- **Exercise objective**: Note how many lines hold the string "this" and give that number without any other words.

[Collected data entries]
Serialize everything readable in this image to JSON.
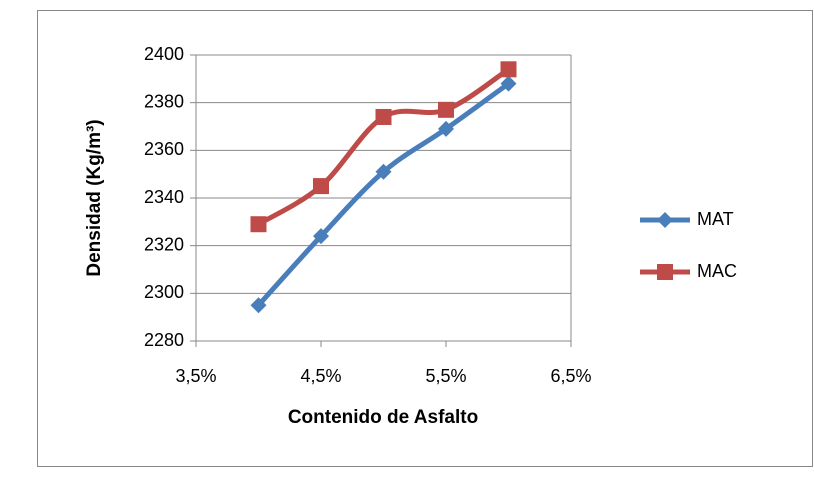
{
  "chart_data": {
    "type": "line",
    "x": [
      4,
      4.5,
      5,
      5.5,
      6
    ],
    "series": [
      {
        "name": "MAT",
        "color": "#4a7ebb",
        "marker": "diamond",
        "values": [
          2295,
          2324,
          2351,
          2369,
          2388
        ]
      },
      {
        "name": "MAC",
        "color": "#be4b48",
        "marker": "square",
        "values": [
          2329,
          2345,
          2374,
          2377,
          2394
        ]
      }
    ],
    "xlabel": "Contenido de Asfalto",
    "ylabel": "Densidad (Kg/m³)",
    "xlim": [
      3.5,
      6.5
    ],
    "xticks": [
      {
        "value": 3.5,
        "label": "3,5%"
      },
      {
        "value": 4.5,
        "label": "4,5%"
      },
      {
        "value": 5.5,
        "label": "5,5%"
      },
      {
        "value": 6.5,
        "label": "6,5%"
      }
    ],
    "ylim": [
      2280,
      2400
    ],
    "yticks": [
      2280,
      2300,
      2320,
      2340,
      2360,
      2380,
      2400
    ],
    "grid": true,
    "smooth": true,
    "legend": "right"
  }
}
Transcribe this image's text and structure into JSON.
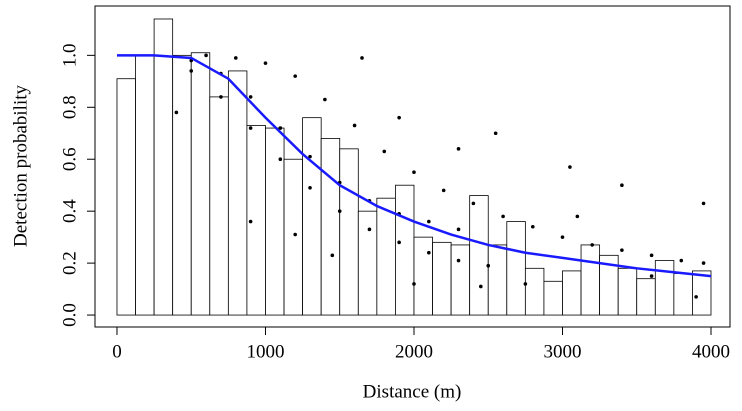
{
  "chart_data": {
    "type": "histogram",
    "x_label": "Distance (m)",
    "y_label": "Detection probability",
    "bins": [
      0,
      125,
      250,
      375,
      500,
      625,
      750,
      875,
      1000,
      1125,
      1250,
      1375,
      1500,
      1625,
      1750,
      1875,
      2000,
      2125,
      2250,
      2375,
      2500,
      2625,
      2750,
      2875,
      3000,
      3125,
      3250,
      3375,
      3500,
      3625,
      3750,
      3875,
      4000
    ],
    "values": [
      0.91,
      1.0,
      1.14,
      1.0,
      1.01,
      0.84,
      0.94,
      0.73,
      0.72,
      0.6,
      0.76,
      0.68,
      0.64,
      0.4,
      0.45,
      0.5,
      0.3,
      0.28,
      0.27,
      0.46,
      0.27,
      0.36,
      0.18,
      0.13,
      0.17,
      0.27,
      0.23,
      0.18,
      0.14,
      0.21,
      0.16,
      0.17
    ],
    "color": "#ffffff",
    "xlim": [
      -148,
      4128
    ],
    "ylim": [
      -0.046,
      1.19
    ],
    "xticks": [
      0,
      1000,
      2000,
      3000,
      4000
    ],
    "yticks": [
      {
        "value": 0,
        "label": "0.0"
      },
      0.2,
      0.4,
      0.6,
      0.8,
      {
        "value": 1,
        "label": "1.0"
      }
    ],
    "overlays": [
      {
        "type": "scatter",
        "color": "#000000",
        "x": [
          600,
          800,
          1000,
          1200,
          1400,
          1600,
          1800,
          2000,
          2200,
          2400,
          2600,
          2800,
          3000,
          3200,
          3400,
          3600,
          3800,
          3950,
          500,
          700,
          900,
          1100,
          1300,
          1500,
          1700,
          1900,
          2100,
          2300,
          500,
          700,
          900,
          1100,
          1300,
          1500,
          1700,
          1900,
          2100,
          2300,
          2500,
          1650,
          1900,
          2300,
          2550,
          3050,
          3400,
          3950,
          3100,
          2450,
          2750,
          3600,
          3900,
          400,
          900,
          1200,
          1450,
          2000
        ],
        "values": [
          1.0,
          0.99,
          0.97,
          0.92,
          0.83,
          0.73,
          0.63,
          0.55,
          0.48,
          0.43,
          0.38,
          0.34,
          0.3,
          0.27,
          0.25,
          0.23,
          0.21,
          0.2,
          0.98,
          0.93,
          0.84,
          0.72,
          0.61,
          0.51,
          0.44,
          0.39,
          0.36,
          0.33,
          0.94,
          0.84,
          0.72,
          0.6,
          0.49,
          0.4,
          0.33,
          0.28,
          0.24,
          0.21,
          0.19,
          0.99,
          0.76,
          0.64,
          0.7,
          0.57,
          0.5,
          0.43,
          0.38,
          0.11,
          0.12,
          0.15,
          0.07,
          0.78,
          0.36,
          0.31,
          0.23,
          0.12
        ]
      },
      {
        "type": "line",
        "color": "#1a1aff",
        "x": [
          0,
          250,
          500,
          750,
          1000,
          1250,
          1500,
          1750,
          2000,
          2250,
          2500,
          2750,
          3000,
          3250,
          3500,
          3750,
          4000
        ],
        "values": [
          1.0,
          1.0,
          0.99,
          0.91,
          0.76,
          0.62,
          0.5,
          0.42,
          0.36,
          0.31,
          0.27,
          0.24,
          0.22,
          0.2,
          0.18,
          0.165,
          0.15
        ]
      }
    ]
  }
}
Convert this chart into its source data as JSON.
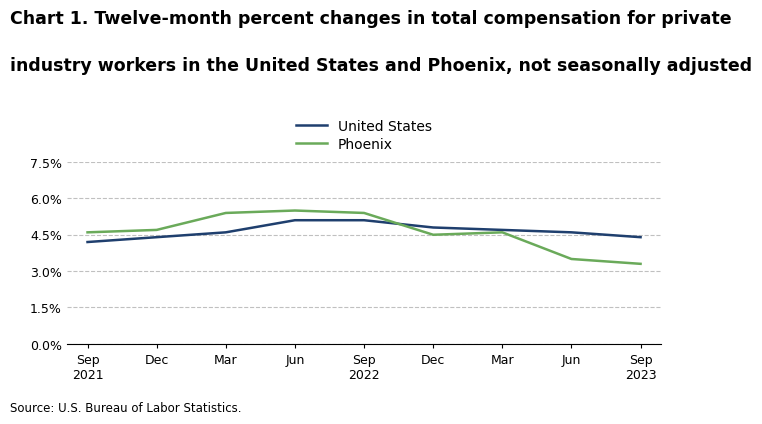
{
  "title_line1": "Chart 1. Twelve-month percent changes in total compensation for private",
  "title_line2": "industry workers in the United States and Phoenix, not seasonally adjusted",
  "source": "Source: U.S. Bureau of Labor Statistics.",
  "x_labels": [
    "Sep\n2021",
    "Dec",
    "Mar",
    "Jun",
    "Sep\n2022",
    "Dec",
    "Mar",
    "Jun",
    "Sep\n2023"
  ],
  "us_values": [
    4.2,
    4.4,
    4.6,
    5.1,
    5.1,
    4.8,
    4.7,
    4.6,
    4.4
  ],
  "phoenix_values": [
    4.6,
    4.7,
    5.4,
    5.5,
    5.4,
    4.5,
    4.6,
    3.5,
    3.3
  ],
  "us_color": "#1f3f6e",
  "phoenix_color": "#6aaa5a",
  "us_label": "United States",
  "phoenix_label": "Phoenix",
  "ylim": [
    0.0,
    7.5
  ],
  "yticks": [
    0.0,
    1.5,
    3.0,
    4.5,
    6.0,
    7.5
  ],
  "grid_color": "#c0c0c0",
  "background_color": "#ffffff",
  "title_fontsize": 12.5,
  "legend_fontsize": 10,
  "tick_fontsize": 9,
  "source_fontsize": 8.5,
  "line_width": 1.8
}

==

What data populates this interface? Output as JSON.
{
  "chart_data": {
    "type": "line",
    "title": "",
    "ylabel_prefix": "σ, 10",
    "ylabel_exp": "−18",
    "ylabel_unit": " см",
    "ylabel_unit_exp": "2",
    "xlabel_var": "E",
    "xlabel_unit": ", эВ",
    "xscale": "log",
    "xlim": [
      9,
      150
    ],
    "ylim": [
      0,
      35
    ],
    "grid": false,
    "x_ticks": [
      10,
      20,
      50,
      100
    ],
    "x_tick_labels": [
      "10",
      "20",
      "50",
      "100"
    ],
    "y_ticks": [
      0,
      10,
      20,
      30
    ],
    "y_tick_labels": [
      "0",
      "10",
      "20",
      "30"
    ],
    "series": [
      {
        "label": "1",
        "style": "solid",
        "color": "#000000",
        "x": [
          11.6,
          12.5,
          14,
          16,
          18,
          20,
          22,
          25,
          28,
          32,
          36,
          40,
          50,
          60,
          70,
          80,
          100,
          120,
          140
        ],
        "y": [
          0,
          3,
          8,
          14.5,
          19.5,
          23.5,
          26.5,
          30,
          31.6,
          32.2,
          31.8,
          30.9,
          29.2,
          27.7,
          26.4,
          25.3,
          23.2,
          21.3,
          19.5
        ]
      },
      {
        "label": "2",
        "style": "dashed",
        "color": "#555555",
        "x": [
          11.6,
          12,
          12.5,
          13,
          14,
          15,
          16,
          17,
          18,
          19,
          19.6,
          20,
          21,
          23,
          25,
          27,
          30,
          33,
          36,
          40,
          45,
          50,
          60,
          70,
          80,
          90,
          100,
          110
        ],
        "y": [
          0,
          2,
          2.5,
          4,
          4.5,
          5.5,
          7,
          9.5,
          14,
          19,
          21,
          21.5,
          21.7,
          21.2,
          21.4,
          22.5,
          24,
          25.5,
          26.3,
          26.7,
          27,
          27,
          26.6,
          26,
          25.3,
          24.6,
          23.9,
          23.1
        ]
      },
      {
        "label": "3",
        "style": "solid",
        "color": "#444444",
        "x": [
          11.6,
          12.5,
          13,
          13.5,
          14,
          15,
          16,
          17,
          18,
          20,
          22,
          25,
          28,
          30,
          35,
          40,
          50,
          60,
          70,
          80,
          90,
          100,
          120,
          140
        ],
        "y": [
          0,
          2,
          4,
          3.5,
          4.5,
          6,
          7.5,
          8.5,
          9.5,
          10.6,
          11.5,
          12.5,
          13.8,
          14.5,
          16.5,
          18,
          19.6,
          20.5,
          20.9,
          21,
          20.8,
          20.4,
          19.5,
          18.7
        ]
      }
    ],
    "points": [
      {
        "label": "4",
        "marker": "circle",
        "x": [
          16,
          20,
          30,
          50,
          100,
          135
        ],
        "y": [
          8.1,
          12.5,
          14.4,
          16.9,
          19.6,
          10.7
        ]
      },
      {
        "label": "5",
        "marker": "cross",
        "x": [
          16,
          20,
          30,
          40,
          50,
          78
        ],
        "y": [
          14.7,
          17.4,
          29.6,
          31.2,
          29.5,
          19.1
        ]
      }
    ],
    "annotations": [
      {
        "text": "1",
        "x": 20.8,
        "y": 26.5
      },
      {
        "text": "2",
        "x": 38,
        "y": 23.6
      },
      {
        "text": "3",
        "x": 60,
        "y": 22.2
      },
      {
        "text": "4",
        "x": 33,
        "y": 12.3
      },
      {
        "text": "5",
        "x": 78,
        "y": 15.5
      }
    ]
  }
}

- **Completed task**: 4